--- Source text ---
On Jan. 30, Washington Post columnist Eugene Roberts gave a speech at the annual Martin Luther King, Jr. Convocation at the Bohm Theatre in downtown Albion. While he was in town, The Pleiad was given the opportunity to sit down and talk with Robinson about the future of journalism and the current political atmosphere.
Pleiad: In part of your speech title you mention the ‘New America.’ What is the new America to you? Is it a hopeful vision?
Robinson: I’m basically an optimistic person, so I’m hopeful. Change isn’t easy for everyone, and as you know, the country has gone through economic change, demographic change [and] technological change, all of which has been wrenchingly difficult for some people, and I think we saw a reflection of just how jarring all this change has been in the election last November. I think we’re in for a bumpy ride for the next few years, but assuming nothing cataclysmic happens, in the long run I’m optimistic.
P: In your article “The Trump era is a leap in the dark” you wrote that “Trump’s power is not unchecked. We, the citizens are the ultimate authority.” But when demonstrations like the Women’s March are demeaned in a few tweets from the President, how do you suggest we be heard?
---
> _Tasks to perform_:
A. List each kind of change that the interview says the country has gone through, in the answer beginning "I'm basically an optimistic person."
B. Continue the interview from the point where it stops.
--- Data provided ---
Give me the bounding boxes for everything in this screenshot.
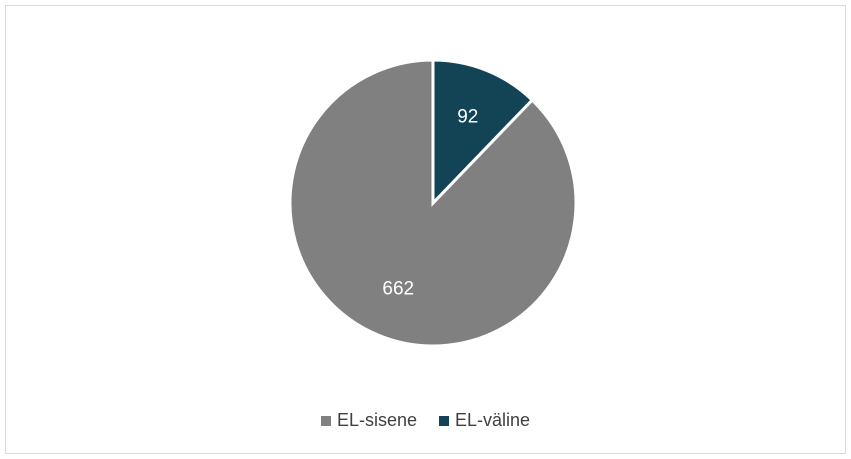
legend: EL-sisene EL-väline	[0, 410, 851, 431]
legend-item-1: EL-väline	[439, 410, 530, 431]
legend-swatch-1	[439, 415, 449, 426]
pie-slice-1	[431, 58, 535, 207]
slice-value-label-1: 92	[457, 106, 478, 127]
legend-label-1: EL-väline	[455, 410, 531, 430]
legend-label-0: EL-sisene	[336, 410, 417, 430]
slice-value-label-0: 662	[382, 279, 414, 300]
legend-swatch-0	[320, 415, 331, 426]
legend-item-0: EL-sisene	[320, 410, 417, 431]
---
> _Per-task answers_:
A. economic change, demographic change, technological change

B.
R: I think there’s a long rich tradition of protest in American society, and protest has moved mountains in the past. They don’t necessarily all do so, they don’t necessarily all succeed, but they have an impact. It is easy for some to perhaps dismiss them with just a few tweets. The true test, I think, will come as we see what flows from this protest, and whether they translate into grassroots political activism of the kind that can make a difference in upcoming state legislative races, governors races, in 2018 midterm elections. Those were crowds of a size that can really make a difference if this is sustained. So we just have to see.
P: Has Trump’s campaign and presidency diminished our ability as a nation to discuss traditional conservative ideas, like limited government, for instance?
R: I think we are probably seeing a political realignment in which the sort of mental map that we have of liberal to conservative. I certainly know that President Trump doesn’t really fit anywhere along that traditional spectrum. He’s not into small government, he’s not into balanced budgets or any of that. He seems very conservative on some issues and not conservative at all on others. He’s more of a populist and nationalist. So maybe we’re reorganizing ourselves along a different axis. I haven’t quite figured out what it is yet, which is why I haven’t tried to write that in a column because I don’t know what the new axis is.
P: It is widely thought that newsrooms ought to be more diverse in terms of race, yet journalism salaries are relatively low. How do you propose news organizations compete with higher paying employers for minorities?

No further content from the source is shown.